• EXERCISE GOAL:
Reply only with how many lines contain the word "legend".

** start DATASET CONTENT **

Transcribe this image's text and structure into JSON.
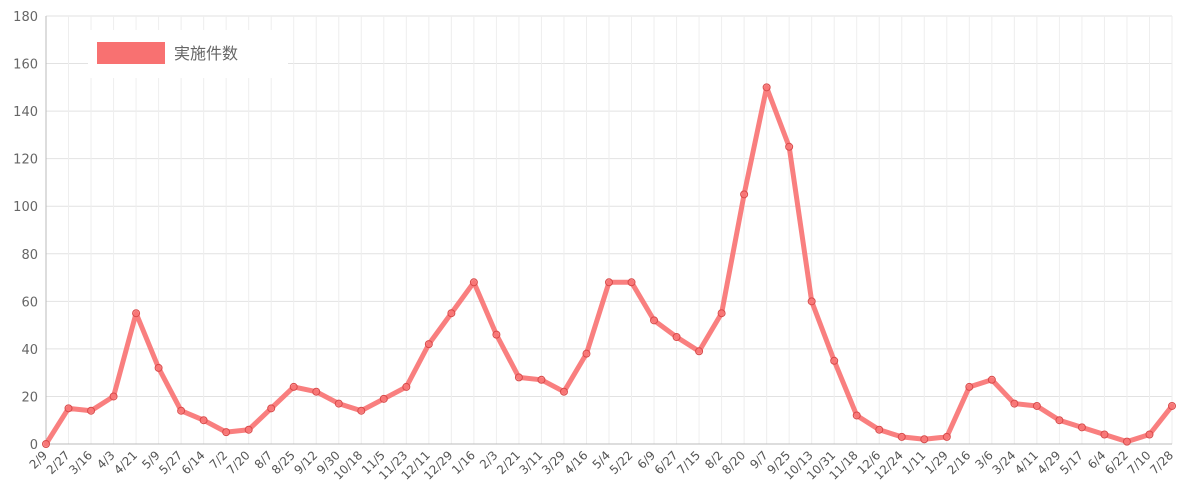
{
  "chart_data": {
    "type": "line",
    "title": "",
    "xlabel": "",
    "ylabel": "",
    "ylim": [
      0,
      180
    ],
    "yticks": [
      0,
      20,
      40,
      60,
      80,
      100,
      120,
      140,
      160,
      180
    ],
    "grid": true,
    "legend": "top-left",
    "color": "#f87171",
    "categories": [
      "2/9",
      "2/27",
      "3/16",
      "4/3",
      "4/21",
      "5/9",
      "5/27",
      "6/14",
      "7/2",
      "7/20",
      "8/7",
      "8/25",
      "9/12",
      "9/30",
      "10/18",
      "11/5",
      "11/23",
      "12/11",
      "12/29",
      "1/16",
      "2/3",
      "2/21",
      "3/11",
      "3/29",
      "4/16",
      "5/4",
      "5/22",
      "6/9",
      "6/27",
      "7/15",
      "8/2",
      "8/20",
      "9/7",
      "9/25",
      "10/13",
      "10/31",
      "11/18",
      "12/6",
      "12/24",
      "1/11",
      "1/29",
      "2/16",
      "3/6",
      "3/24",
      "4/11",
      "4/29",
      "5/17",
      "6/4",
      "6/22",
      "7/10",
      "7/28"
    ],
    "series": [
      {
        "name": "実施件数",
        "values": [
          0,
          15,
          14,
          20,
          55,
          32,
          14,
          10,
          5,
          6,
          15,
          24,
          22,
          17,
          14,
          19,
          24,
          42,
          55,
          68,
          46,
          28,
          27,
          22,
          38,
          68,
          68,
          52,
          45,
          39,
          55,
          105,
          150,
          125,
          60,
          35,
          12,
          6,
          3,
          2,
          3,
          24,
          27,
          17,
          16,
          10,
          7,
          4,
          1,
          4,
          16
        ]
      }
    ]
  }
}
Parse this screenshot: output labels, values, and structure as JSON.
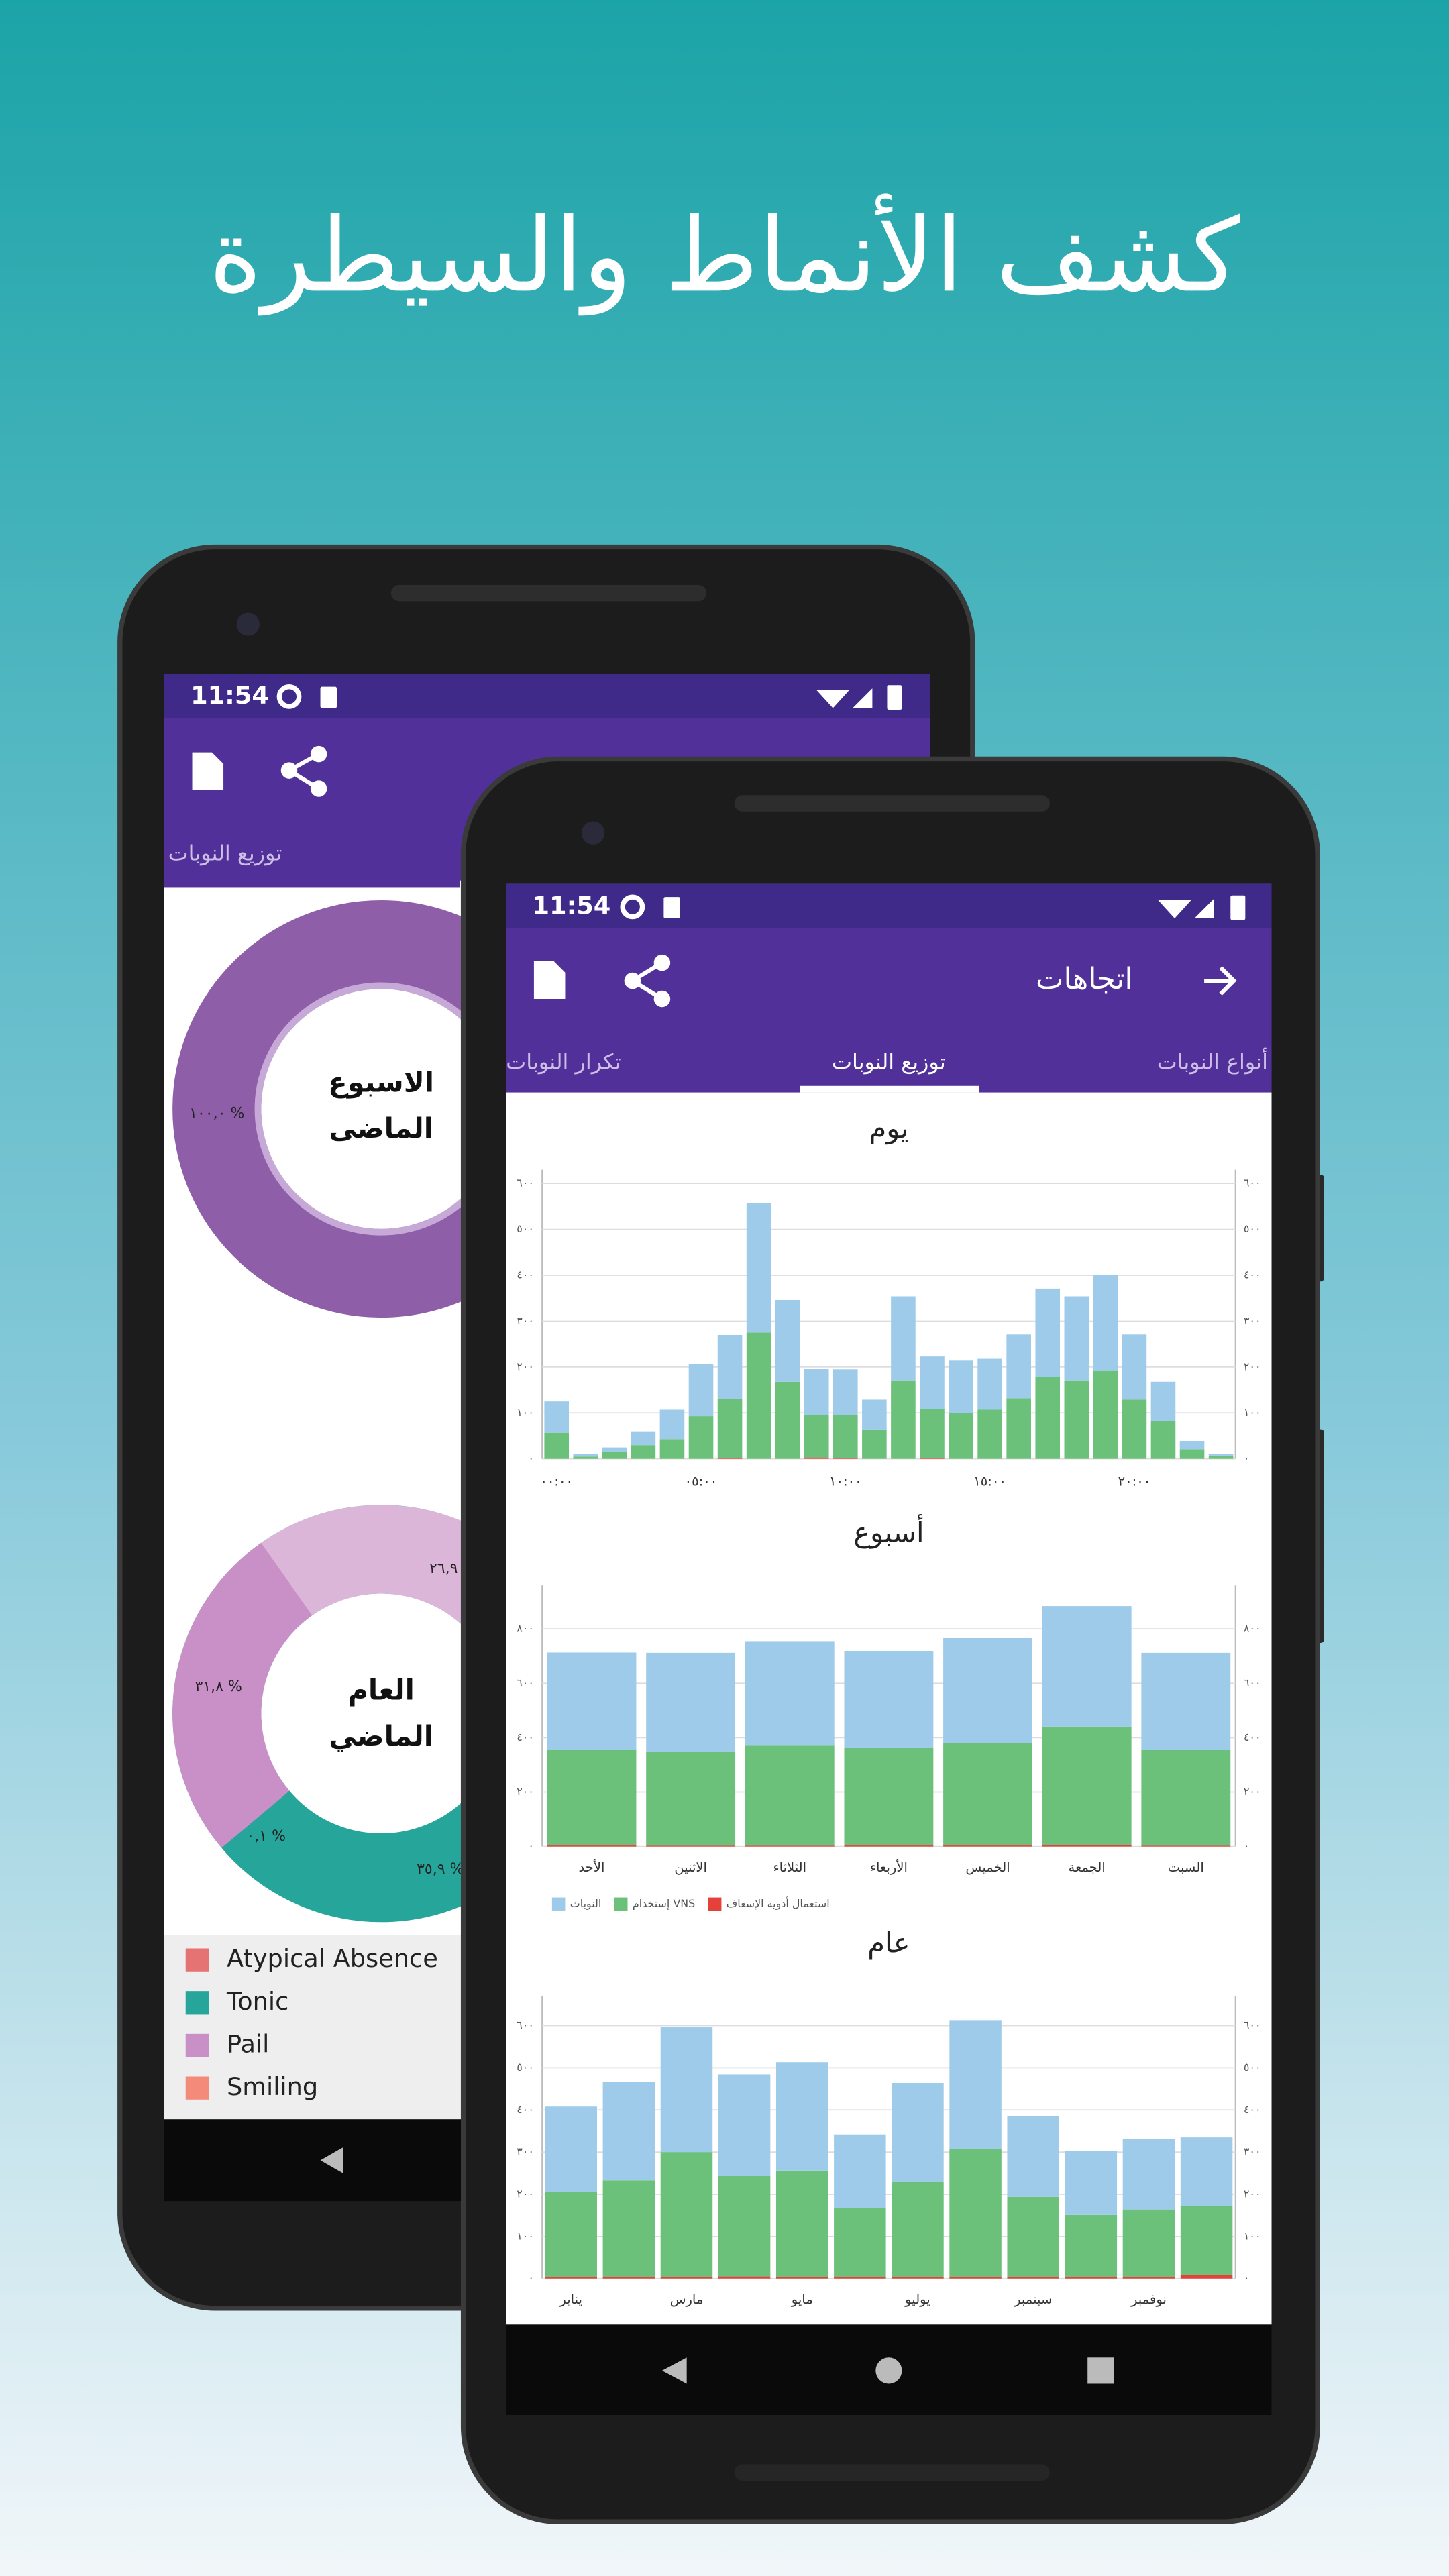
{
  "headline": "كشف الأنماط والسيطرة",
  "back_screen": {
    "status_time": "11:54",
    "tab": "توزيع النوبات",
    "donut_week": {
      "center_line_1": "الاسبوع",
      "center_line_2": "الماضى",
      "label": "١٠٠,٠ %"
    },
    "donut_year": {
      "center_line_1": "العام",
      "center_line_2": "الماضي",
      "labels": [
        "٢٦,٩",
        "٣١,٨ %",
        "٠,١ %",
        "٣٥,٩ %"
      ]
    },
    "legend": [
      {
        "name": "Atypical Absence",
        "color": "#e57373"
      },
      {
        "name": "Tonic",
        "color": "#26a69a"
      },
      {
        "name": "Pail",
        "color": "#c990c8"
      },
      {
        "name": "Smiling",
        "color": "#f48a7a"
      }
    ]
  },
  "front_screen": {
    "status_time": "11:54",
    "title": "اتجاهات",
    "tabs": [
      "تكرار النوبات",
      "توزيع النوبات",
      "أنواع النوبات"
    ]
  },
  "chart_data": [
    {
      "type": "bar",
      "title": "يوم",
      "categories": [
        "٠٠:٠٠",
        null,
        null,
        null,
        null,
        "٠٥:٠٠",
        null,
        null,
        null,
        null,
        "١٠:٠٠",
        null,
        null,
        null,
        null,
        "١٥:٠٠",
        null,
        null,
        null,
        null,
        "٢٠:٠٠",
        null,
        null,
        null
      ],
      "series": [
        {
          "name": "استعمال أدوية الإسعاف",
          "color": "#e5403a",
          "values": [
            0,
            0,
            0,
            0,
            0,
            0,
            2,
            0,
            0,
            3,
            2,
            0,
            0,
            2,
            0,
            0,
            0,
            0,
            0,
            0,
            0,
            0,
            0,
            0
          ]
        },
        {
          "name": "إستخدام VNS",
          "color": "#6cc17a",
          "values": [
            57,
            5,
            15,
            30,
            43,
            93,
            129,
            275,
            168,
            93,
            93,
            64,
            171,
            107,
            100,
            107,
            132,
            179,
            171,
            193,
            129,
            82,
            21,
            7
          ]
        },
        {
          "name": "النوبات",
          "color": "#9fcbeb",
          "values": [
            68,
            5,
            10,
            30,
            64,
            114,
            139,
            282,
            178,
            100,
            100,
            65,
            183,
            114,
            114,
            111,
            139,
            192,
            183,
            207,
            142,
            86,
            18,
            4
          ]
        }
      ],
      "ylim": [
        0,
        630
      ],
      "yticks": [
        {
          "value": 0,
          "label": "٠"
        },
        {
          "value": 100,
          "label": "١٠٠"
        },
        {
          "value": 200,
          "label": "٢٠٠"
        },
        {
          "value": 300,
          "label": "٣٠٠"
        },
        {
          "value": 400,
          "label": "٤٠٠"
        },
        {
          "value": 500,
          "label": "٥٠٠"
        },
        {
          "value": 600,
          "label": "٦٠٠"
        }
      ],
      "grid": true,
      "legend": false
    },
    {
      "type": "bar",
      "title": "أسبوع",
      "categories": [
        "الأحد",
        "الاثنين",
        "الثلاثاء",
        "الأربعاء",
        "الخميس",
        "الجمعة",
        "السبت"
      ],
      "series": [
        {
          "name": "استعمال أدوية الإسعاف",
          "color": "#e5403a",
          "values": [
            4,
            3,
            3,
            4,
            4,
            5,
            3
          ]
        },
        {
          "name": "إستخدام VNS",
          "color": "#6cc17a",
          "values": [
            352,
            345,
            370,
            358,
            376,
            436,
            352
          ]
        },
        {
          "name": "النوبات",
          "color": "#9fcbeb",
          "values": [
            357,
            364,
            382,
            357,
            388,
            443,
            357
          ]
        }
      ],
      "ylim": [
        0,
        960
      ],
      "yticks": [
        {
          "value": 0,
          "label": "٠"
        },
        {
          "value": 200,
          "label": "٢٠٠"
        },
        {
          "value": 400,
          "label": "٤٠٠"
        },
        {
          "value": 600,
          "label": "٦٠٠"
        },
        {
          "value": 800,
          "label": "٨٠٠"
        }
      ],
      "grid": true,
      "legend": true
    },
    {
      "type": "bar",
      "title": "عام",
      "categories": [
        "يناير",
        null,
        "مارس",
        null,
        "مايو",
        null,
        "يوليو",
        null,
        "سبتمبر",
        null,
        "نوفمبر",
        null
      ],
      "series": [
        {
          "name": "استعمال أدوية الإسعاف",
          "color": "#e5403a",
          "values": [
            3,
            3,
            4,
            5,
            3,
            3,
            4,
            3,
            3,
            3,
            4,
            8
          ]
        },
        {
          "name": "إستخدام VNS",
          "color": "#6cc17a",
          "values": [
            203,
            230,
            296,
            238,
            253,
            164,
            226,
            304,
            191,
            148,
            160,
            164
          ]
        },
        {
          "name": "النوبات",
          "color": "#9fcbeb",
          "values": [
            202,
            234,
            296,
            241,
            257,
            175,
            234,
            306,
            191,
            152,
            167,
            163
          ]
        }
      ],
      "ylim": [
        0,
        670
      ],
      "yticks": [
        {
          "value": 0,
          "label": "٠"
        },
        {
          "value": 100,
          "label": "١٠٠"
        },
        {
          "value": 200,
          "label": "٢٠٠"
        },
        {
          "value": 300,
          "label": "٣٠٠"
        },
        {
          "value": 400,
          "label": "٤٠٠"
        },
        {
          "value": 500,
          "label": "٥٠٠"
        },
        {
          "value": 600,
          "label": "٦٠٠"
        }
      ],
      "grid": true,
      "legend": false
    }
  ]
}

** end DATASET CONTENT **

• RESPONSE:
5